### Task instructions
Say how many lines contain "فخرج"; the answer is the number alone.

### Supplied data
##############################

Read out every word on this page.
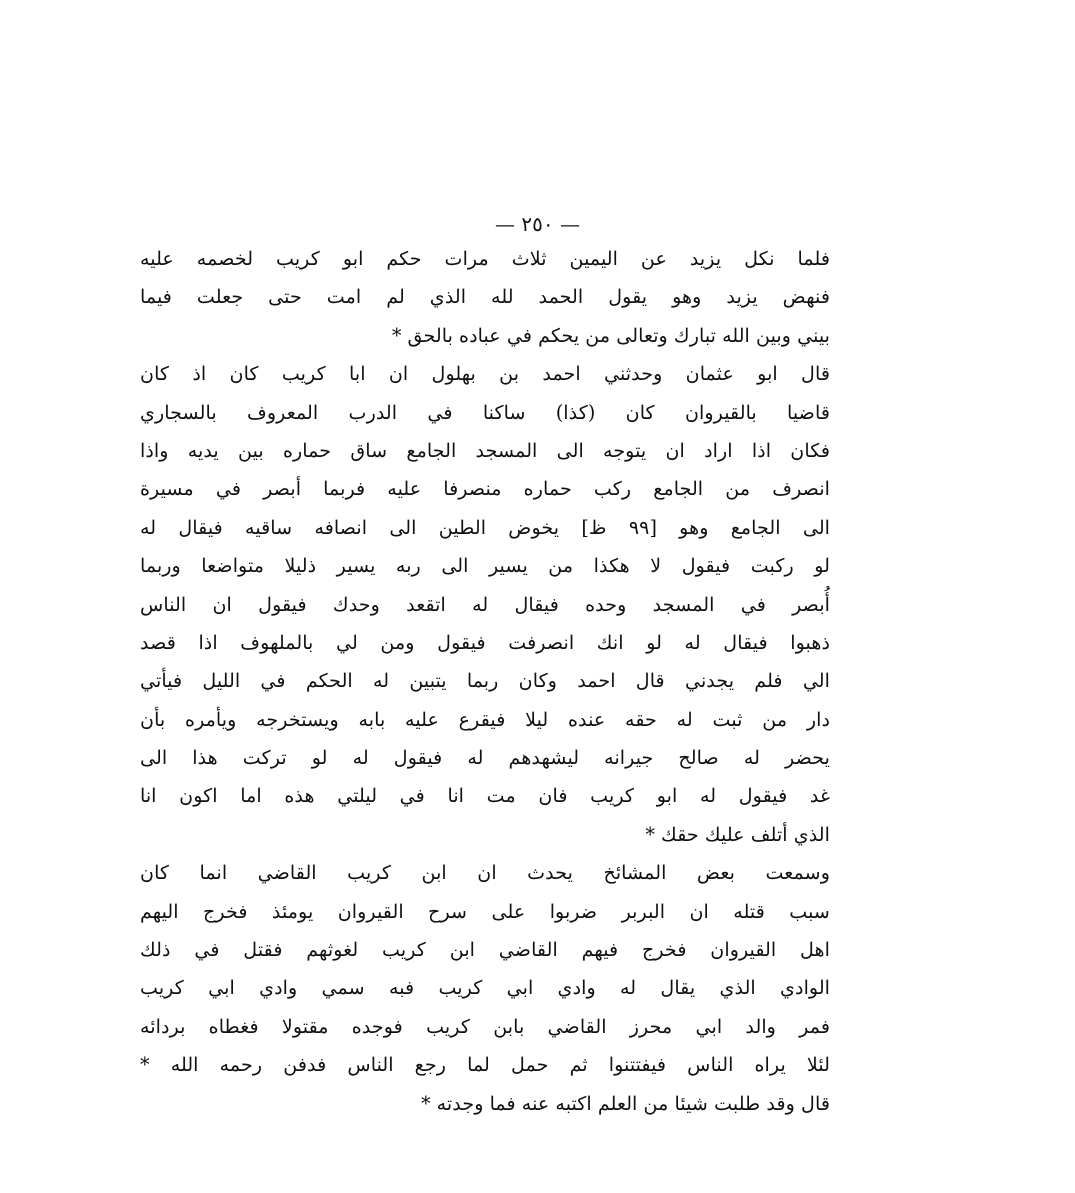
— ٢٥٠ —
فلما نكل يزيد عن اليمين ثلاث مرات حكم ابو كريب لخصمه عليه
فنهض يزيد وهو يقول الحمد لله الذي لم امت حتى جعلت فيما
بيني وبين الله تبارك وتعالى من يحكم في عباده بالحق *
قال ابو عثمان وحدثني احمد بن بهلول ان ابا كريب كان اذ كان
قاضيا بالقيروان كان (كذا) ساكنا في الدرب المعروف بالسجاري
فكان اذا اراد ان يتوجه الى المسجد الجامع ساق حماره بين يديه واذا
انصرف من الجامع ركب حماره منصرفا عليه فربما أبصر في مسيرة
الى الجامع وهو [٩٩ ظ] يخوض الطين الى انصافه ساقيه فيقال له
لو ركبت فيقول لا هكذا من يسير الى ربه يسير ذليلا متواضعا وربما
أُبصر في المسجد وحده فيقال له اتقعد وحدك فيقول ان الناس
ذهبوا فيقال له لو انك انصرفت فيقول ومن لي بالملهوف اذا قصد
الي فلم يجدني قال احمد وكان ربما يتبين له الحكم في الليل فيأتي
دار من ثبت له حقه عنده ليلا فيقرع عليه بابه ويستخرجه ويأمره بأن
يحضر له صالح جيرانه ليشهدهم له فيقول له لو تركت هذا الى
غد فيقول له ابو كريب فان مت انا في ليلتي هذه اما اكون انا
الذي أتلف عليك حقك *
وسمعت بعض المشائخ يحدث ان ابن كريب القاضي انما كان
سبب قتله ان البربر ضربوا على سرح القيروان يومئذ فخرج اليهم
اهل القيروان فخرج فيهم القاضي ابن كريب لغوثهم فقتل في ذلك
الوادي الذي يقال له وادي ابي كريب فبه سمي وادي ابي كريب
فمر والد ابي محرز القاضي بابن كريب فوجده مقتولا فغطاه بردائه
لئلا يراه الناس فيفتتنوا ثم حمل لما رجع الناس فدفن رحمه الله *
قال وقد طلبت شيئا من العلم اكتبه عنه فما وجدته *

##############################

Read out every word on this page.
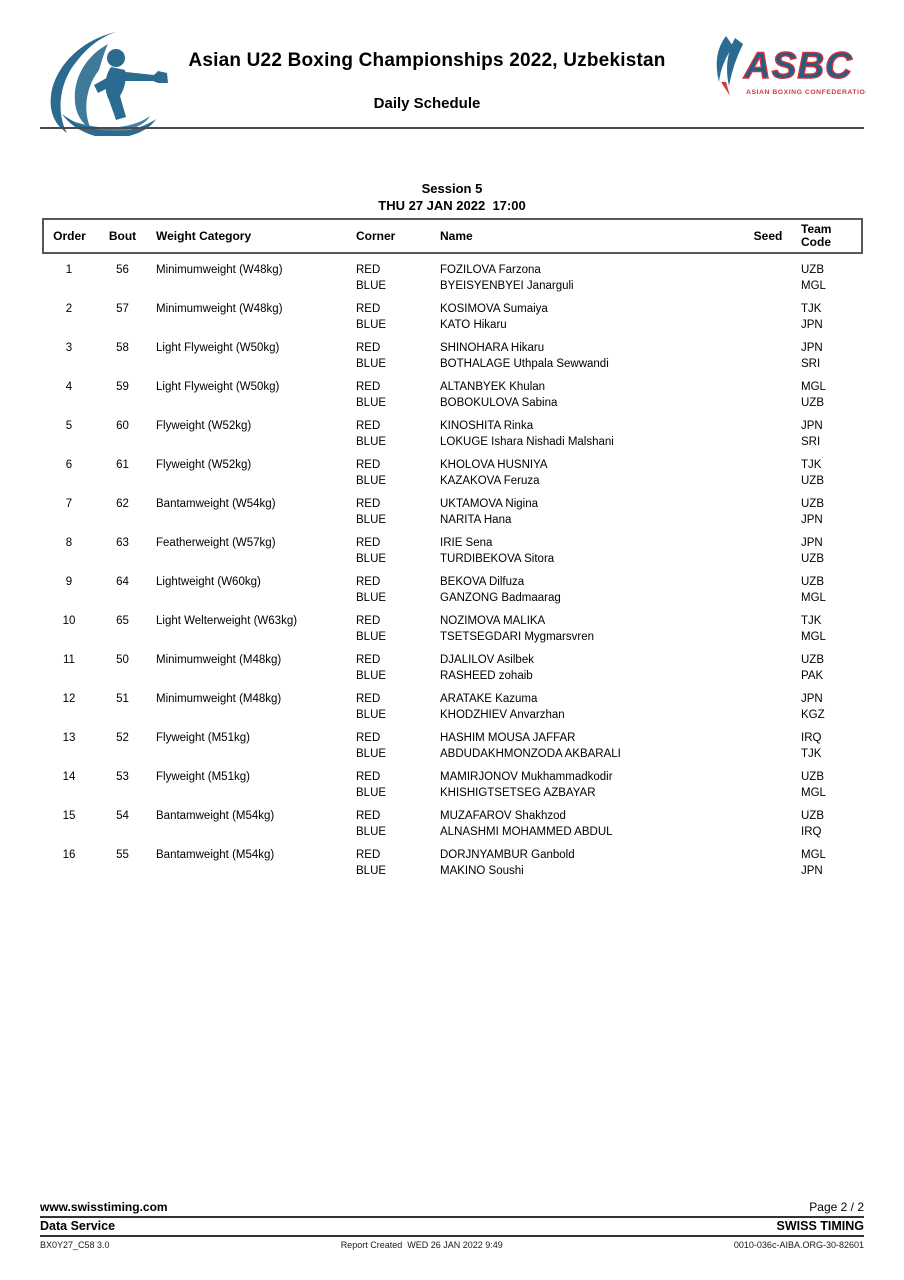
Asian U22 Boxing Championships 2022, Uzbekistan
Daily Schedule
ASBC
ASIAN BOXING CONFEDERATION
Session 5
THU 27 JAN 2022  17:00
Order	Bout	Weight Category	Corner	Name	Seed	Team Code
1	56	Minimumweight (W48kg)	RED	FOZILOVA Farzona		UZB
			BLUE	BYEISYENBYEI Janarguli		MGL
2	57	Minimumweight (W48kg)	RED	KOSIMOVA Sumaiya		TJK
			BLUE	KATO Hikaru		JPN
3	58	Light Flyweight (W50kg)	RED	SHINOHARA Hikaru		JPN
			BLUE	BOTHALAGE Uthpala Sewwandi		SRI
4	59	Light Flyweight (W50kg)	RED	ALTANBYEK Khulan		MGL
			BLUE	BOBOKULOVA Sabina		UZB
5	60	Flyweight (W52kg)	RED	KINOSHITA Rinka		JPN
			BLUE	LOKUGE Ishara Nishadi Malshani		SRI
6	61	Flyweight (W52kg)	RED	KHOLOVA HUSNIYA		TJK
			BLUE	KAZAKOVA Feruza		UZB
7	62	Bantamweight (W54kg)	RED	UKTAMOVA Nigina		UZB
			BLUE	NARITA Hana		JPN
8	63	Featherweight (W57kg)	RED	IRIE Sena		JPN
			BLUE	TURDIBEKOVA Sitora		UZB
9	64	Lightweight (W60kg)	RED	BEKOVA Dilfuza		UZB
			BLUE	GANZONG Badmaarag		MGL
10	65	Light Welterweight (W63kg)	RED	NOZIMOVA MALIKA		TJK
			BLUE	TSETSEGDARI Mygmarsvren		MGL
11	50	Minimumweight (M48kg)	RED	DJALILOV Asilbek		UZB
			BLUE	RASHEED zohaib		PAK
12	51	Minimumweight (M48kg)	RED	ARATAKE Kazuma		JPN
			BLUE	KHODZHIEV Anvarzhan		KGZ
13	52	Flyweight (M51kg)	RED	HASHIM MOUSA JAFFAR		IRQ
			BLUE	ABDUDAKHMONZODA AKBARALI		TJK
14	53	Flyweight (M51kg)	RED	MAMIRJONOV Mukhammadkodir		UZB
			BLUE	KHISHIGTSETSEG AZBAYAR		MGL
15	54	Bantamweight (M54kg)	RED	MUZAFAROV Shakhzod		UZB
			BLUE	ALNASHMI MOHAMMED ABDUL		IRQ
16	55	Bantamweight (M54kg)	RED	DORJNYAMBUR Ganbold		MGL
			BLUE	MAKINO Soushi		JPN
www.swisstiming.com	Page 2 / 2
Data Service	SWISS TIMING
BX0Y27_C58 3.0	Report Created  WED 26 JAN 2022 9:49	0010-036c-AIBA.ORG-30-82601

##############################

### Solution for this problem
2